═════ THE DATA

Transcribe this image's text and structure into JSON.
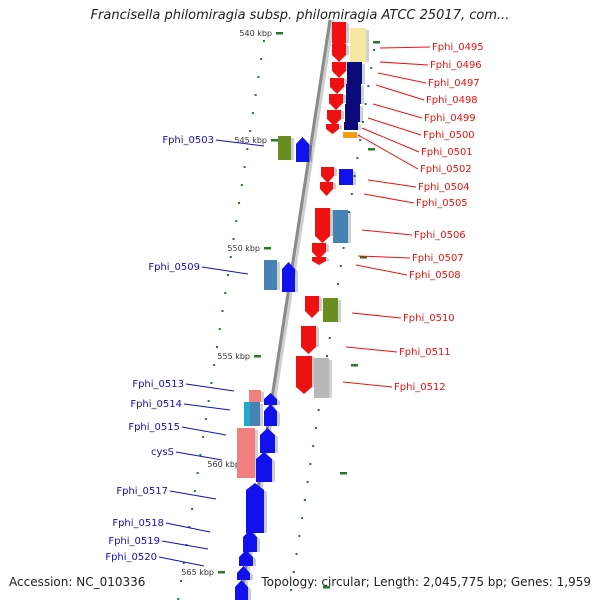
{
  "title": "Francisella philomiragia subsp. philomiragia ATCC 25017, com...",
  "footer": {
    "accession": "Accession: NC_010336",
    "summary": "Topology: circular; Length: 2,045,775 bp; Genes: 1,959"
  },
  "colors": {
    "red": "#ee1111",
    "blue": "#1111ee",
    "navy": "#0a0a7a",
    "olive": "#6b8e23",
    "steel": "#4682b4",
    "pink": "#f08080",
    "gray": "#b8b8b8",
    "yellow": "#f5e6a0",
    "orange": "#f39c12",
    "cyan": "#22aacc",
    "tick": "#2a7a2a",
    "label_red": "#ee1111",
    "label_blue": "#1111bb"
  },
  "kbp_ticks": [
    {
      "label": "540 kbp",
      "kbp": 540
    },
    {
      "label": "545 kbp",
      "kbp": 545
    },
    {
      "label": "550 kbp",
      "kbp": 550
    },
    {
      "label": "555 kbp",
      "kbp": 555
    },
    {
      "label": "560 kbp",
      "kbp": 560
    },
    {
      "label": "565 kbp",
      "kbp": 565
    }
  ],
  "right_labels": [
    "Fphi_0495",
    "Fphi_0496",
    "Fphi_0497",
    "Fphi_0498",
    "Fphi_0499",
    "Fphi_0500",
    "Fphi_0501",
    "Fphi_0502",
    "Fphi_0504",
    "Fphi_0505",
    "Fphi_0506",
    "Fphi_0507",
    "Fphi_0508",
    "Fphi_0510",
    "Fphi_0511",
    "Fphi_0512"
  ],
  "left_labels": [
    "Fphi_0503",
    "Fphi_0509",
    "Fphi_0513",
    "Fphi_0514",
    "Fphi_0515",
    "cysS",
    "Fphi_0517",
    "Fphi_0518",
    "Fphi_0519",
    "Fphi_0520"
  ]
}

══════════

_TASK BRIEF_. Copy out the material above in full and exactly; its pictures are not to appear.

_RESPONSE BELOW_.
Transcribe this image's text and structure into JSON.
{
  "title": "Francisella philomiragia subsp. philomiragia ATCC 25017, com...",
  "footer": {
    "accession": "Accession: NC_010336",
    "summary": "Topology: circular; Length: 2,045,775 bp; Genes: 1,959"
  },
  "colors": {
    "red": "#ee1111",
    "blue": "#1111ee",
    "navy": "#0a0a7a",
    "olive": "#6b8e23",
    "steel": "#4682b4",
    "pink": "#f08080",
    "gray": "#b8b8b8",
    "yellow": "#f5e6a0",
    "orange": "#f39c12",
    "cyan": "#22aacc",
    "tick": "#2a7a2a",
    "label_red": "#ee1111",
    "label_blue": "#1111bb"
  },
  "kbp_ticks": [
    {
      "label": "540 kbp",
      "kbp": 540
    },
    {
      "label": "545 kbp",
      "kbp": 545
    },
    {
      "label": "550 kbp",
      "kbp": 550
    },
    {
      "label": "555 kbp",
      "kbp": 555
    },
    {
      "label": "560 kbp",
      "kbp": 560
    },
    {
      "label": "565 kbp",
      "kbp": 565
    }
  ],
  "right_labels": [
    "Fphi_0495",
    "Fphi_0496",
    "Fphi_0497",
    "Fphi_0498",
    "Fphi_0499",
    "Fphi_0500",
    "Fphi_0501",
    "Fphi_0502",
    "Fphi_0504",
    "Fphi_0505",
    "Fphi_0506",
    "Fphi_0507",
    "Fphi_0508",
    "Fphi_0510",
    "Fphi_0511",
    "Fphi_0512"
  ],
  "left_labels": [
    "Fphi_0503",
    "Fphi_0509",
    "Fphi_0513",
    "Fphi_0514",
    "Fphi_0515",
    "cysS",
    "Fphi_0517",
    "Fphi_0518",
    "Fphi_0519",
    "Fphi_0520"
  ]
}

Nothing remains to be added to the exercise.